** Start Dataset rows **
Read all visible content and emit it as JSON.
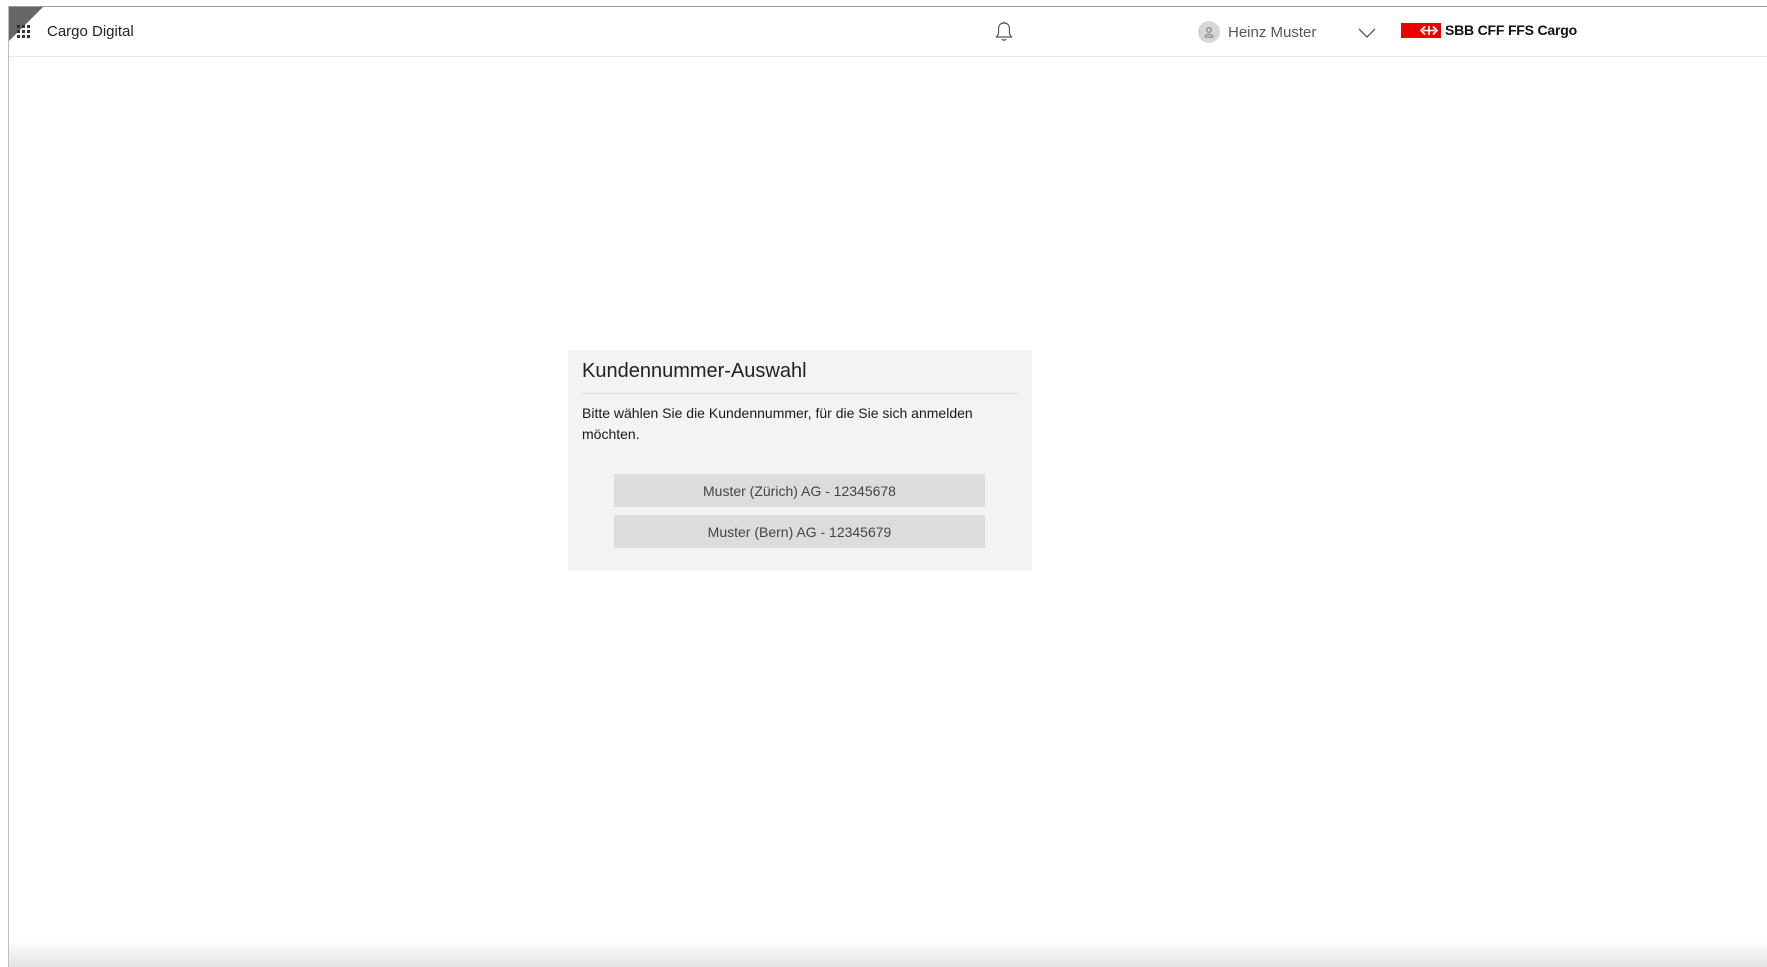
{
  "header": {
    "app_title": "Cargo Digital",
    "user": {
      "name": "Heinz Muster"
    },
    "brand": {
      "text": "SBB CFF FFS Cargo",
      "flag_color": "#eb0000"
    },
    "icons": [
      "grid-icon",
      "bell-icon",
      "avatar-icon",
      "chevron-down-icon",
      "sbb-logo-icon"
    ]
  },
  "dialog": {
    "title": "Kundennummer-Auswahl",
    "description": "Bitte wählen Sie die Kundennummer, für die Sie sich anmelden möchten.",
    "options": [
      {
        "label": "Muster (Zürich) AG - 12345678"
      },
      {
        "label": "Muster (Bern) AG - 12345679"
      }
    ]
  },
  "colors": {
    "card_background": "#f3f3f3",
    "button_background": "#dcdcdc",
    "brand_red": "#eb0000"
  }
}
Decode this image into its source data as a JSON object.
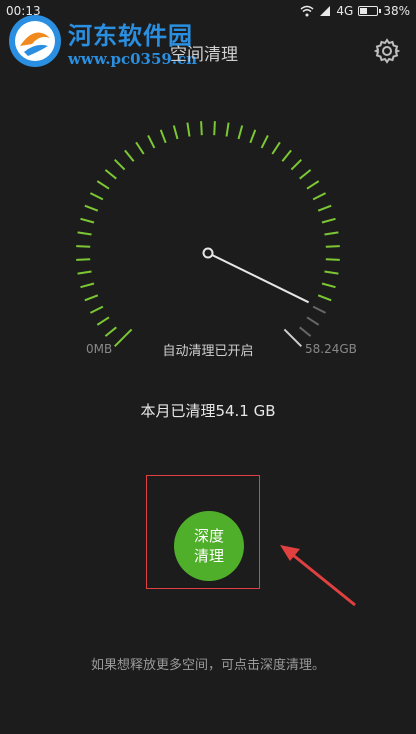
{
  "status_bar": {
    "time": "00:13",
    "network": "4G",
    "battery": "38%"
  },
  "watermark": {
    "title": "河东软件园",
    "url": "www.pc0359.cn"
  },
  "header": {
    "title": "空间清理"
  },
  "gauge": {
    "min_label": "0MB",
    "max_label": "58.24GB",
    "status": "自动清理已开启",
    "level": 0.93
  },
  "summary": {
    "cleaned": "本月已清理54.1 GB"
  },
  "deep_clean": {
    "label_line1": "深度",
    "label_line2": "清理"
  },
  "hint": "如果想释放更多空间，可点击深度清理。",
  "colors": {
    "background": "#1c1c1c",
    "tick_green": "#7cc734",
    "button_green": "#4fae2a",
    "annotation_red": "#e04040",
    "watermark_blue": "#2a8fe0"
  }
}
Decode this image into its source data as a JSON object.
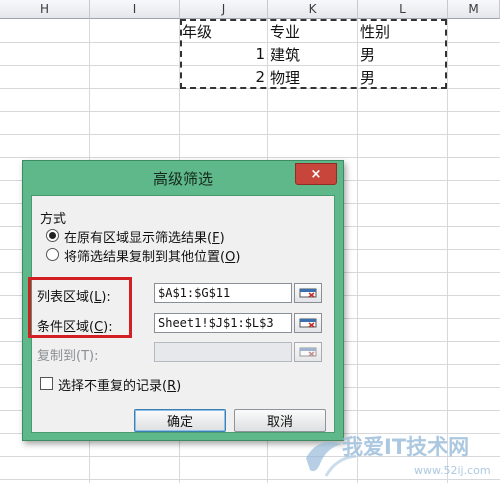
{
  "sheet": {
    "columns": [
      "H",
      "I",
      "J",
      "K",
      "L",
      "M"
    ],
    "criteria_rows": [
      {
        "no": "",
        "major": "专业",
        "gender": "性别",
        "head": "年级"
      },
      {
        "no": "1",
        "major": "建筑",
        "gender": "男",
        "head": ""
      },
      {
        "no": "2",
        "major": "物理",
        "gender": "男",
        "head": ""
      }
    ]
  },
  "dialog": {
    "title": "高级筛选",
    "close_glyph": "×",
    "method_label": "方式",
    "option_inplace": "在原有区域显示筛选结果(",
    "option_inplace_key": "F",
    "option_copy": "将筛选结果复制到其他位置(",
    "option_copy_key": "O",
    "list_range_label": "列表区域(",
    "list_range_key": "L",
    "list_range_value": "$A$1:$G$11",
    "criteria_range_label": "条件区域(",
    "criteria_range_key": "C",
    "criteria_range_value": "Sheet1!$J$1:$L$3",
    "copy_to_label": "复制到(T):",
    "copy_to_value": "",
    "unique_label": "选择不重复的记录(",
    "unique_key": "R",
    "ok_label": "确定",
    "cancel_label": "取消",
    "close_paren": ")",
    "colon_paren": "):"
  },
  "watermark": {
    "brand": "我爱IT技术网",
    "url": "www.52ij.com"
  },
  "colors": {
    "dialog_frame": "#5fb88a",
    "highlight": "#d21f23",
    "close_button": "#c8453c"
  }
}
** End Dataset rows **
** Start Dataset rows **
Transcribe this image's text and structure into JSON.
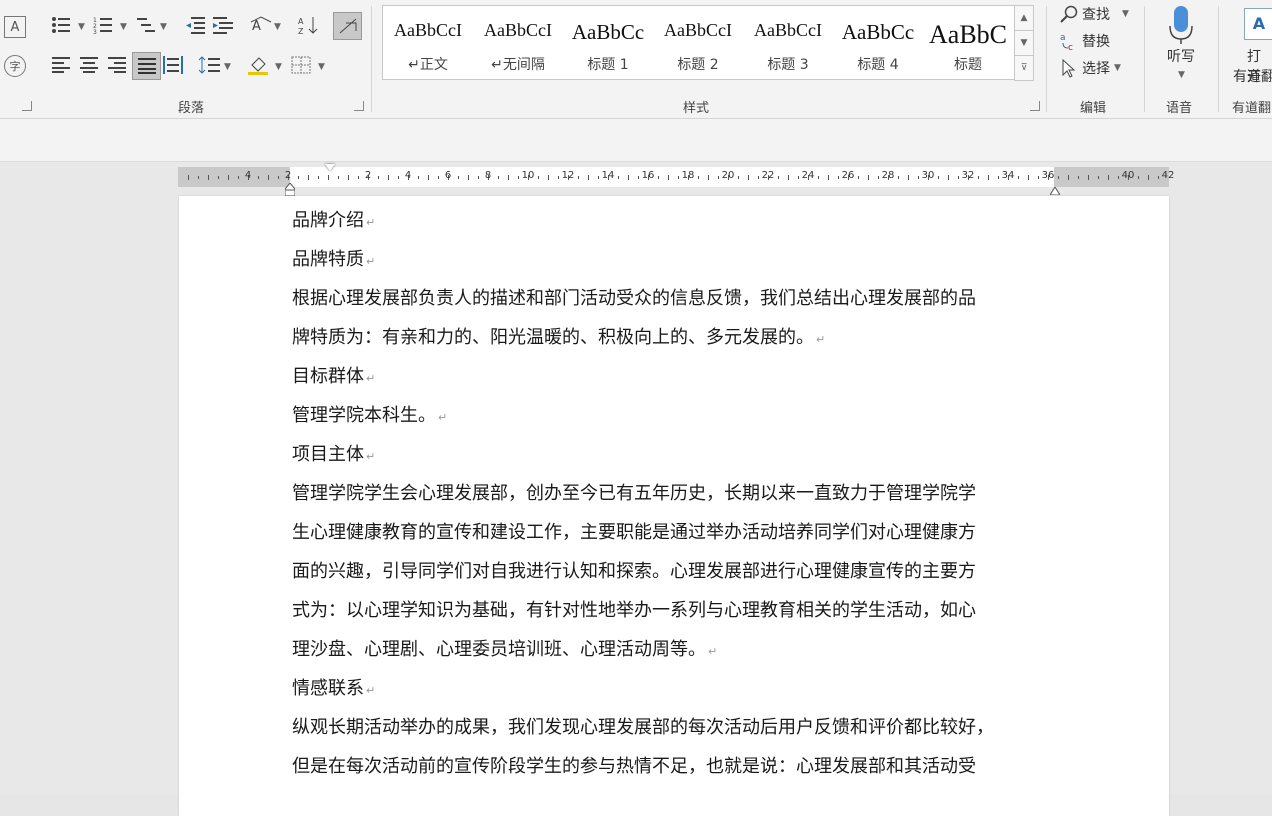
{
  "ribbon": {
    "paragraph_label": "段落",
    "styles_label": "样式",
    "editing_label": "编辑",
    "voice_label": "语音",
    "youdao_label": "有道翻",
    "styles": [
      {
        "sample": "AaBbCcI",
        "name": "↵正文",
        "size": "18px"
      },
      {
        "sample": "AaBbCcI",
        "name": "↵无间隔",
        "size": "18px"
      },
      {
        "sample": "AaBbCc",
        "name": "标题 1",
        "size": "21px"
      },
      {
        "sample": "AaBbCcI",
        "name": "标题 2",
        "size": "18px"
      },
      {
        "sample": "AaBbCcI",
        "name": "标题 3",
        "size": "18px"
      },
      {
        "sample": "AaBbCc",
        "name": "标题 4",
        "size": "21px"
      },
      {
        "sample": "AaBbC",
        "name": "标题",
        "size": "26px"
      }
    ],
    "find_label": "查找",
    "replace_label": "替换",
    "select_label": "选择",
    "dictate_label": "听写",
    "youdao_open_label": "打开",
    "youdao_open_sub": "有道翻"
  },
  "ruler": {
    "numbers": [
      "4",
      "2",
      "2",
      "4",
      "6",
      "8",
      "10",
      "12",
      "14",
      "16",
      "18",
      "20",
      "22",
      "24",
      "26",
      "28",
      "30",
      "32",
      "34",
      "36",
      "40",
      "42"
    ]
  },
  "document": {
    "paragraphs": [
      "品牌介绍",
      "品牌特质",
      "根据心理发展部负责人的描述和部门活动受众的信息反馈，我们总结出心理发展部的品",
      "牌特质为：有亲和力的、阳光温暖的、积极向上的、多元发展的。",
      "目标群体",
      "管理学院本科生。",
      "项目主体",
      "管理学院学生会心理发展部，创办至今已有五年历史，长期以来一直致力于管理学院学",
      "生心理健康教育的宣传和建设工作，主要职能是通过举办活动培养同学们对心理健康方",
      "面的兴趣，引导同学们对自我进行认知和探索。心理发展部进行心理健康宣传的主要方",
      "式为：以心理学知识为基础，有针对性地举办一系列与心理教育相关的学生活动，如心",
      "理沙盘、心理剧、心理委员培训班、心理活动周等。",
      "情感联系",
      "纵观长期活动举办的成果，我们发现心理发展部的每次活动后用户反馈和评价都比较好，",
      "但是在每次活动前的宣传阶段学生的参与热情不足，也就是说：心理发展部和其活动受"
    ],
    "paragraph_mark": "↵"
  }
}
** End Dataset rows **
* Stated exercise
Look through the entries and return every line where "Kundennummer" appears.

* Solution for this task
    "title": "Kundennummer-Auswahl",
    "description": "Bitte wählen Sie die Kundennummer, für die Sie sich anmelden möchten.",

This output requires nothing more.